▸ Listed entries:
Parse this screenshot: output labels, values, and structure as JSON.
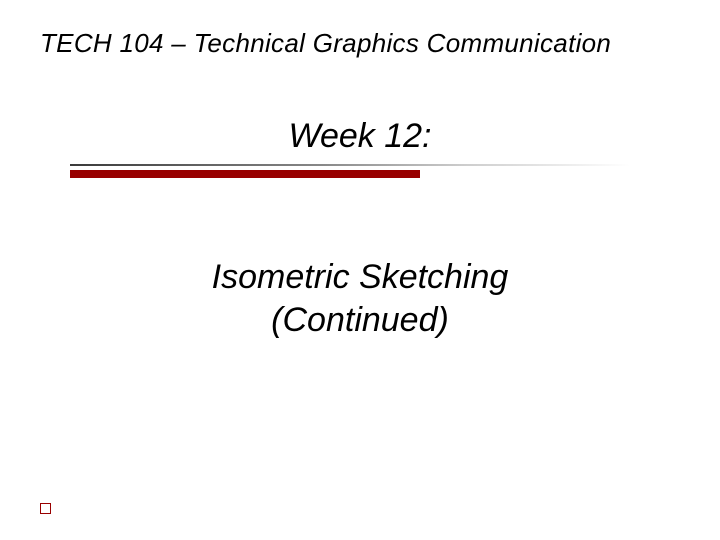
{
  "slide": {
    "header": "TECH 104 – Technical Graphics Communication",
    "week_title": "Week 12:",
    "topic_line1": "Isometric Sketching",
    "topic_line2": "(Continued)"
  },
  "styling": {
    "background_color": "#ffffff",
    "text_color": "#000000",
    "accent_color": "#990000",
    "header_fontsize": 26,
    "title_fontsize": 34,
    "font_style": "italic",
    "red_bar_width": 350,
    "red_bar_height": 8,
    "divider_width": 560,
    "bullet_size": 11
  }
}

▸ Set task:
Reproduce the material word for word. Any pictures should be left out of the copy.

▸ Response below:
Parse this screenshot: output labels, values, and structure as JSON.
{
  "slide": {
    "header": "TECH 104 – Technical Graphics Communication",
    "week_title": "Week 12:",
    "topic_line1": "Isometric Sketching",
    "topic_line2": "(Continued)"
  },
  "styling": {
    "background_color": "#ffffff",
    "text_color": "#000000",
    "accent_color": "#990000",
    "header_fontsize": 26,
    "title_fontsize": 34,
    "font_style": "italic",
    "red_bar_width": 350,
    "red_bar_height": 8,
    "divider_width": 560,
    "bullet_size": 11
  }
}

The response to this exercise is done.